┌─ Source records

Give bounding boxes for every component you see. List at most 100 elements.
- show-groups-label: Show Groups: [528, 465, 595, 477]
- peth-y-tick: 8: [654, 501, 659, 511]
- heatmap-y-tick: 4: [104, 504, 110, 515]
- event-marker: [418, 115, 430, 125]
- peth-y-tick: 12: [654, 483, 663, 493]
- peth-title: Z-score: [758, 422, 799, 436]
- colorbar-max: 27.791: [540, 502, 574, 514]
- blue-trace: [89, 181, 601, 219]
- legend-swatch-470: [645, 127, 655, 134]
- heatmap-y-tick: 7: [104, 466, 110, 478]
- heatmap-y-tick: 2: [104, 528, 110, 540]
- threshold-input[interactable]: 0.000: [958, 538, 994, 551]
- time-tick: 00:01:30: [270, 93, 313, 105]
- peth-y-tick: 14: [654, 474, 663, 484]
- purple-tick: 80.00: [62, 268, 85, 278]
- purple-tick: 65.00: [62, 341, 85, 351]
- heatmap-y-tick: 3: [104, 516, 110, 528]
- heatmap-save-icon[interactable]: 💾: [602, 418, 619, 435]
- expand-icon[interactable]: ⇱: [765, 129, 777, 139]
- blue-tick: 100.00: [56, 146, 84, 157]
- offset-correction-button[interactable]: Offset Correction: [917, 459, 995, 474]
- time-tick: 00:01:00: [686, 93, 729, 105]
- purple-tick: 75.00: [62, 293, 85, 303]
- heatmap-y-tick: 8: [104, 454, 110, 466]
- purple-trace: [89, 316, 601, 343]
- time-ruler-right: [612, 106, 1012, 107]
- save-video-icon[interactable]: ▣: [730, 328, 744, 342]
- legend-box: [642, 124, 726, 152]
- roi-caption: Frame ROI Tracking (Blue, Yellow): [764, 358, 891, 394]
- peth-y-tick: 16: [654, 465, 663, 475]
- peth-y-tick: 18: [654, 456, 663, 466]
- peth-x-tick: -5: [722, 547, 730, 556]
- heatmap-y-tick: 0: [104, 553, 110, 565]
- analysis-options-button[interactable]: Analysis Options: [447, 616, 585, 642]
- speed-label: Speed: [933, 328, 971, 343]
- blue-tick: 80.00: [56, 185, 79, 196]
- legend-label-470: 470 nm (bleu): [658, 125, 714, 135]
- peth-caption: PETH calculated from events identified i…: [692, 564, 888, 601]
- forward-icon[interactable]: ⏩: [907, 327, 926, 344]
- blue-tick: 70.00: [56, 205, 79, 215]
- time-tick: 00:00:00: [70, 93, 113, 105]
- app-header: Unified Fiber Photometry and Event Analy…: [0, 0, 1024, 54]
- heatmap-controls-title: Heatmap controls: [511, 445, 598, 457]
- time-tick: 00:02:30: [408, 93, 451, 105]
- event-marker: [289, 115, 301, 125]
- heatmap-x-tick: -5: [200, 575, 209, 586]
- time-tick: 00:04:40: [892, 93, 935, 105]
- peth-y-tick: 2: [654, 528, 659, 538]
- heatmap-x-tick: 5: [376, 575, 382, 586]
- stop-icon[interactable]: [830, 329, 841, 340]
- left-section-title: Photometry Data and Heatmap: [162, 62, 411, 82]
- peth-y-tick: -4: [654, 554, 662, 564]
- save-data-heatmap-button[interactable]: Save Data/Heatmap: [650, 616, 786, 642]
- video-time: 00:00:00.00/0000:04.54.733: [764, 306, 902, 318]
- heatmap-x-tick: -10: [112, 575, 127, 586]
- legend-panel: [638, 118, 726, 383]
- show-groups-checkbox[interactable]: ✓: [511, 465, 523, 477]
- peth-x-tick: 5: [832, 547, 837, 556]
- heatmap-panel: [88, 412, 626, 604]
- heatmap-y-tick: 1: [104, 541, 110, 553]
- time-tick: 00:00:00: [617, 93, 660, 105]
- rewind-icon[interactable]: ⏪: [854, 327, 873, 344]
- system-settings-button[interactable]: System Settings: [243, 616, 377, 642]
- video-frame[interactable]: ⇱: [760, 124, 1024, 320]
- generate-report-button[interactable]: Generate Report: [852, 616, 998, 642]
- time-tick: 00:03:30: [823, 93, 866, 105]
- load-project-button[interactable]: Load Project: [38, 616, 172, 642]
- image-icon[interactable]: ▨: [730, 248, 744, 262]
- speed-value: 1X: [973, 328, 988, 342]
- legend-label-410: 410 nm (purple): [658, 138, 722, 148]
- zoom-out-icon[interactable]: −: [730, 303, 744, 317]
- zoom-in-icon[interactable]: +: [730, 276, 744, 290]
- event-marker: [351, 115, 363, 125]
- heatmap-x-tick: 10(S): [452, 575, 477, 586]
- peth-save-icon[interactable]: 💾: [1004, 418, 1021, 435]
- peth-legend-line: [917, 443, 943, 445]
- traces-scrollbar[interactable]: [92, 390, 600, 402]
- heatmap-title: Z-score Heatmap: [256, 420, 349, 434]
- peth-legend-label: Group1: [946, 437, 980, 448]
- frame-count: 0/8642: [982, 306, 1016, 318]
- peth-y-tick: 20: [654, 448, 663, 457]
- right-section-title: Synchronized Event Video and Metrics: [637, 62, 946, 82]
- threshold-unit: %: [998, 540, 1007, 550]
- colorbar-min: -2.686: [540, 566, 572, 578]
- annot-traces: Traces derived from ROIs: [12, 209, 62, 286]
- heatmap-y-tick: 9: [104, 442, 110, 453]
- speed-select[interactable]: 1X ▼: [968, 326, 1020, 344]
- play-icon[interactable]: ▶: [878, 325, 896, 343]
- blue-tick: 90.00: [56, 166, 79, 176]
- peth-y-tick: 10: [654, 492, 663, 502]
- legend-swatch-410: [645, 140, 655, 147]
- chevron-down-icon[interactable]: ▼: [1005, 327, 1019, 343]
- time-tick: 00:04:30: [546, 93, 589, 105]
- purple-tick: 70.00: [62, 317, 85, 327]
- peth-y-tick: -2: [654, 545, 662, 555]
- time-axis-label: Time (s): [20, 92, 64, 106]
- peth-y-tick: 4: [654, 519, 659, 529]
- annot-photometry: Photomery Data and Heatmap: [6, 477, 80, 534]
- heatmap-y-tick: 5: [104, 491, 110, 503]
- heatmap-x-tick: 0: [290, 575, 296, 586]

└─

▶ Aim of the task
Rewrite the listing with every "heatmap-y-tick" changed to "heatmap-row-tick", keeping all other text unchanged.

▶ Final result
Give bounding boxes for every component you see. List at most 100 elements.
- show-groups-label: Show Groups: [528, 465, 595, 477]
- peth-y-tick: 8: [654, 501, 659, 511]
- heatmap-row-tick: 4: [104, 504, 110, 515]
- event-marker: [418, 115, 430, 125]
- peth-y-tick: 12: [654, 483, 663, 493]
- peth-title: Z-score: [758, 422, 799, 436]
- colorbar-max: 27.791: [540, 502, 574, 514]
- blue-trace: [89, 181, 601, 219]
- legend-swatch-470: [645, 127, 655, 134]
- heatmap-row-tick: 7: [104, 466, 110, 478]
- heatmap-row-tick: 2: [104, 528, 110, 540]
- threshold-input[interactable]: 0.000: [958, 538, 994, 551]
- time-tick: 00:01:30: [270, 93, 313, 105]
- peth-y-tick: 14: [654, 474, 663, 484]
- purple-tick: 80.00: [62, 268, 85, 278]
- purple-tick: 65.00: [62, 341, 85, 351]
- heatmap-row-tick: 3: [104, 516, 110, 528]
- heatmap-save-icon[interactable]: 💾: [602, 418, 619, 435]
- expand-icon[interactable]: ⇱: [765, 129, 777, 139]
- blue-tick: 100.00: [56, 146, 84, 157]
- offset-correction-button[interactable]: Offset Correction: [917, 459, 995, 474]
- time-tick: 00:01:00: [686, 93, 729, 105]
- purple-tick: 75.00: [62, 293, 85, 303]
- heatmap-row-tick: 8: [104, 454, 110, 466]
- purple-trace: [89, 316, 601, 343]
- time-ruler-right: [612, 106, 1012, 107]
- save-video-icon[interactable]: ▣: [730, 328, 744, 342]
- legend-box: [642, 124, 726, 152]
- roi-caption: Frame ROI Tracking (Blue, Yellow): [764, 358, 891, 394]
- peth-y-tick: 16: [654, 465, 663, 475]
- peth-y-tick: 18: [654, 456, 663, 466]
- peth-x-tick: -5: [722, 547, 730, 556]
- heatmap-row-tick: 0: [104, 553, 110, 565]
- analysis-options-button[interactable]: Analysis Options: [447, 616, 585, 642]
- speed-label: Speed: [933, 328, 971, 343]
- blue-tick: 80.00: [56, 185, 79, 196]
- legend-label-470: 470 nm (bleu): [658, 125, 714, 135]
- peth-caption: PETH calculated from events identified i…: [692, 564, 888, 601]
- forward-icon[interactable]: ⏩: [907, 327, 926, 344]
- blue-tick: 70.00: [56, 205, 79, 215]
- time-tick: 00:00:00: [70, 93, 113, 105]
- app-header: Unified Fiber Photometry and Event Analy…: [0, 0, 1024, 54]
- heatmap-controls-title: Heatmap controls: [511, 445, 598, 457]
- time-tick: 00:02:30: [408, 93, 451, 105]
- event-marker: [289, 115, 301, 125]
- heatmap-x-tick: -5: [200, 575, 209, 586]
- time-tick: 00:04:40: [892, 93, 935, 105]
- peth-y-tick: 2: [654, 528, 659, 538]
- heatmap-x-tick: 5: [376, 575, 382, 586]
- stop-icon[interactable]: [830, 329, 841, 340]
- left-section-title: Photometry Data and Heatmap: [162, 62, 411, 82]
- peth-y-tick: -4: [654, 554, 662, 564]
- save-data-heatmap-button[interactable]: Save Data/Heatmap: [650, 616, 786, 642]
- video-time: 00:00:00.00/0000:04.54.733: [764, 306, 902, 318]
- heatmap-x-tick: -10: [112, 575, 127, 586]
- legend-panel: [638, 118, 726, 383]
- show-groups-checkbox[interactable]: ✓: [511, 465, 523, 477]
- peth-x-tick: 5: [832, 547, 837, 556]
- heatmap-panel: [88, 412, 626, 604]
- heatmap-row-tick: 1: [104, 541, 110, 553]
- time-tick: 00:00:00: [617, 93, 660, 105]
- rewind-icon[interactable]: ⏪: [854, 327, 873, 344]
- system-settings-button[interactable]: System Settings: [243, 616, 377, 642]
- video-frame[interactable]: ⇱: [760, 124, 1024, 320]
- generate-report-button[interactable]: Generate Report: [852, 616, 998, 642]
- time-tick: 00:03:30: [823, 93, 866, 105]
- load-project-button[interactable]: Load Project: [38, 616, 172, 642]
- image-icon[interactable]: ▨: [730, 248, 744, 262]
- speed-value: 1X: [973, 328, 988, 342]
- legend-label-410: 410 nm (purple): [658, 138, 722, 148]
- zoom-out-icon[interactable]: −: [730, 303, 744, 317]
- zoom-in-icon[interactable]: +: [730, 276, 744, 290]
- event-marker: [351, 115, 363, 125]
- heatmap-x-tick: 10(S): [452, 575, 477, 586]
- peth-save-icon[interactable]: 💾: [1004, 418, 1021, 435]
- peth-legend-line: [917, 443, 943, 445]
- traces-scrollbar[interactable]: [92, 390, 600, 402]
- heatmap-title: Z-score Heatmap: [256, 420, 349, 434]
- peth-legend-label: Group1: [946, 437, 980, 448]
- frame-count: 0/8642: [982, 306, 1016, 318]
- peth-y-tick: 20: [654, 448, 663, 457]
- right-section-title: Synchronized Event Video and Metrics: [637, 62, 946, 82]
- threshold-unit: %: [998, 540, 1007, 550]
- colorbar-min: -2.686: [540, 566, 572, 578]
- annot-traces: Traces derived from ROIs: [12, 209, 62, 286]
- heatmap-row-tick: 9: [104, 442, 110, 453]
- speed-select[interactable]: 1X ▼: [968, 326, 1020, 344]
- play-icon[interactable]: ▶: [878, 325, 896, 343]
- blue-tick: 90.00: [56, 166, 79, 176]
- peth-y-tick: 10: [654, 492, 663, 502]
- legend-swatch-410: [645, 140, 655, 147]
- chevron-down-icon[interactable]: ▼: [1005, 327, 1019, 343]
- time-tick: 00:04:30: [546, 93, 589, 105]
- purple-tick: 70.00: [62, 317, 85, 327]
- peth-y-tick: -2: [654, 545, 662, 555]
- time-axis-label: Time (s): [20, 92, 64, 106]
- peth-y-tick: 4: [654, 519, 659, 529]
- annot-photometry: Photomery Data and Heatmap: [6, 477, 80, 534]
- heatmap-row-tick: 5: [104, 491, 110, 503]
- heatmap-x-tick: 0: [290, 575, 296, 586]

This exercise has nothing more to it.